**Problem to work on**
Extract the full set of records that follows, word for word.
----------
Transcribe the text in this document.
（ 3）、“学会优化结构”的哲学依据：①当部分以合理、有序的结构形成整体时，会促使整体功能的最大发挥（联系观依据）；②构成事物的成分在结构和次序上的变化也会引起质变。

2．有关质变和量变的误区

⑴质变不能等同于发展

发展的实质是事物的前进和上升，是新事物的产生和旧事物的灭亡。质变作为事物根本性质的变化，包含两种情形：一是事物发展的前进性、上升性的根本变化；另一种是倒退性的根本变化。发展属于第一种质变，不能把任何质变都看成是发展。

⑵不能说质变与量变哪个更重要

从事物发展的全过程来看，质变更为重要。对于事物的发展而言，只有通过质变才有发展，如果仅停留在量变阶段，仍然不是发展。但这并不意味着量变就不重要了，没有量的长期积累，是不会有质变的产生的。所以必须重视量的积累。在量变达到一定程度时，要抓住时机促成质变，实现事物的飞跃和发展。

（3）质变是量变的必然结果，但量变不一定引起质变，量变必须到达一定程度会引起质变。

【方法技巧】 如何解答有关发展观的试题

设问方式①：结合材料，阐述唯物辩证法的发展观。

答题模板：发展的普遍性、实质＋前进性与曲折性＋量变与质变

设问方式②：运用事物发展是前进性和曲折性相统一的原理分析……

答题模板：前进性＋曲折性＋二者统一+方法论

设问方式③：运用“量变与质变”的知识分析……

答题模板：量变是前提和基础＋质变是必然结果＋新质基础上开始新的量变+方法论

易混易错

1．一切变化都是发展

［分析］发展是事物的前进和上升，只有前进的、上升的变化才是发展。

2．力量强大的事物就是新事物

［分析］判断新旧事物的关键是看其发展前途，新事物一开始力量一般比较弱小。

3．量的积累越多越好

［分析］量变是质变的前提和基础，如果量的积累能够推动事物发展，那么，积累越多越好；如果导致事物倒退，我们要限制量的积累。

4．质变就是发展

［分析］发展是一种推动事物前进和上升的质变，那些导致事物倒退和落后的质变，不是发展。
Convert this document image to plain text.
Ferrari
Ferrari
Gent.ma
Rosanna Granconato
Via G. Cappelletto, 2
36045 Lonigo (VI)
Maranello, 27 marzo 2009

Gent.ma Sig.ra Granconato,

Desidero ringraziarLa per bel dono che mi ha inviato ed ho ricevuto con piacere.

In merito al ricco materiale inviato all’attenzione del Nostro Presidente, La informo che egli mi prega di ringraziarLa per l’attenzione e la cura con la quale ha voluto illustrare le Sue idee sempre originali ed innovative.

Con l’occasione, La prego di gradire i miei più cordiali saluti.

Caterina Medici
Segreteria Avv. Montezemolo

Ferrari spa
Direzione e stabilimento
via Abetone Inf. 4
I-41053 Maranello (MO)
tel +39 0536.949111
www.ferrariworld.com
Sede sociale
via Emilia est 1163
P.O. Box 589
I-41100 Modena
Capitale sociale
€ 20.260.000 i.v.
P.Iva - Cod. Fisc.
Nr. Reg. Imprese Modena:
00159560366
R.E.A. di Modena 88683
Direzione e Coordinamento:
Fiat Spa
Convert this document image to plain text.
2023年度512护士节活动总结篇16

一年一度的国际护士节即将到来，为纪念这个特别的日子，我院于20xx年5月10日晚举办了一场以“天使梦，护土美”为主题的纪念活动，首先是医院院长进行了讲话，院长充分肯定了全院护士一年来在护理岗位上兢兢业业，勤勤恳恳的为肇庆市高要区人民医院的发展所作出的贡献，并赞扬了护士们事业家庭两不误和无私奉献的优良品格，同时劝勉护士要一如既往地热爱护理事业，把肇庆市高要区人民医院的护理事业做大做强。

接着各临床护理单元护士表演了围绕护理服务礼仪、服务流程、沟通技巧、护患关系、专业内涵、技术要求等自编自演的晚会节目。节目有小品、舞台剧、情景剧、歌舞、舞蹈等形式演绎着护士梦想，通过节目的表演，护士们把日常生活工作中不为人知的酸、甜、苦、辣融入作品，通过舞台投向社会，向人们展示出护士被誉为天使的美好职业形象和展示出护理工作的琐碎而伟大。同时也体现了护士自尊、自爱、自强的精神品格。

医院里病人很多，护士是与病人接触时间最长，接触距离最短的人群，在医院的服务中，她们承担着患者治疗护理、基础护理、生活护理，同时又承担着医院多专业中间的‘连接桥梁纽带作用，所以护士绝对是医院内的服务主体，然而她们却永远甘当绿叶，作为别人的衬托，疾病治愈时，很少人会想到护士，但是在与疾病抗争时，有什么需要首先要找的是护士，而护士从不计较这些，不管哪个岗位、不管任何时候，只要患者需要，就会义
----------
**Written reply**
Transcribe the text in this document.
（ 3）、“学会优化结构”的哲学依据：①当部分以合理、有序的结构形成整体时，会促使整体功能的最大发挥（联系观依据）；②构成事物的成分在结构和次序上的变化也会引起质变。

2．有关质变和量变的误区

⑴质变不能等同于发展

发展的实质是事物的前进和上升，是新事物的产生和旧事物的灭亡。质变作为事物根本性质的变化，包含两种情形：一是事物发展的前进性、上升性的根本变化；另一种是倒退性的根本变化。发展属于第一种质变，不能把任何质变都看成是发展。

⑵不能说质变与量变哪个更重要

从事物发展的全过程来看，质变更为重要。对于事物的发展而言，只有通过质变才有发展，如果仅停留在量变阶段，仍然不是发展。但这并不意味着量变就不重要了，没有量的长期积累，是不会有质变的产生的。所以必须重视量的积累。在量变达到一定程度时，要抓住时机促成质变，实现事物的飞跃和发展。

（3）质变是量变的必然结果，但量变不一定引起质变，量变必须到达一定程度会引起质变。

【方法技巧】 如何解答有关发展观的试题

设问方式①：结合材料，阐述唯物辩证法的发展观。

答题模板：发展的普遍性、实质＋前进性与曲折性＋量变与质变

设问方式②：运用事物发展是前进性和曲折性相统一的原理分析……

答题模板：前进性＋曲折性＋二者统一+方法论

设问方式③：运用“量变与质变”的知识分析……

答题模板：量变是前提和基础＋质变是必然结果＋新质基础上开始新的量变+方法论

易混易错

1．一切变化都是发展

［分析］发展是事物的前进和上升，只有前进的、上升的变化才是发展。

2．力量强大的事物就是新事物

［分析］判断新旧事物的关键是看其发展前途，新事物一开始力量一般比较弱小。

3．量的积累越多越好

［分析］量变是质变的前提和基础，如果量的积累能够推动事物发展，那么，积累越多越好；如果导致事物倒退，我们要限制量的积累。

4．质变就是发展

［分析］发展是一种推动事物前进和上升的质变，那些导致事物倒退和落后的质变，不是发展。
Convert this document image to plain text.
Ferrari
Ferrari
Gent.ma
Rosanna Granconato
Via G. Cappelletto, 2
36045 Lonigo (VI)
Maranello, 27 marzo 2009

Gent.ma Sig.ra Granconato,

Desidero ringraziarLa per bel dono che mi ha inviato ed ho ricevuto con piacere.

In merito al ricco materiale inviato all’attenzione del Nostro Presidente, La informo che egli mi prega di ringraziarLa per l’attenzione e la cura con la quale ha voluto illustrare le Sue idee sempre originali ed innovative.

Con l’occasione, La prego di gradire i miei più cordiali saluti.

Caterina Medici
Segreteria Avv. Montezemolo

Ferrari spa
Direzione e stabilimento
via Abetone Inf. 4
I-41053 Maranello (MO)
tel +39 0536.949111
www.ferrariworld.com
Sede sociale
via Emilia est 1163
P.O. Box 589
I-41100 Modena
Capitale sociale
€ 20.260.000 i.v.
P.Iva - Cod. Fisc.
Nr. Reg. Imprese Modena:
00159560366
R.E.A. di Modena 88683
Direzione e Coordinamento:
Fiat Spa
Convert this document image to plain text.
2023年度512护士节活动总结篇16

一年一度的国际护士节即将到来，为纪念这个特别的日子，我院于20xx年5月10日晚举办了一场以“天使梦，护土美”为主题的纪念活动，首先是医院院长进行了讲话，院长充分肯定了全院护士一年来在护理岗位上兢兢业业，勤勤恳恳的为肇庆市高要区人民医院的发展所作出的贡献，并赞扬了护士们事业家庭两不误和无私奉献的优良品格，同时劝勉护士要一如既往地热爱护理事业，把肇庆市高要区人民医院的护理事业做大做强。

接着各临床护理单元护士表演了围绕护理服务礼仪、服务流程、沟通技巧、护患关系、专业内涵、技术要求等自编自演的晚会节目。节目有小品、舞台剧、情景剧、歌舞、舞蹈等形式演绎着护士梦想，通过节目的表演，护士们把日常生活工作中不为人知的酸、甜、苦、辣融入作品，通过舞台投向社会，向人们展示出护士被誉为天使的美好职业形象和展示出护理工作的琐碎而伟大。同时也体现了护士自尊、自爱、自强的精神品格。

医院里病人很多，护士是与病人接触时间最长，接触距离最短的人群，在医院的服务中，她们承担着患者治疗护理、基础护理、生活护理，同时又承担着医院多专业中间的‘连接桥梁纽带作用，所以护士绝对是医院内的服务主体，然而她们却永远甘当绿叶，作为别人的衬托，疾病治愈时，很少人会想到护士，但是在与疾病抗争时，有什么需要首先要找的是护士，而护士从不计较这些，不管哪个岗位、不管任何时候，只要患者需要，就会义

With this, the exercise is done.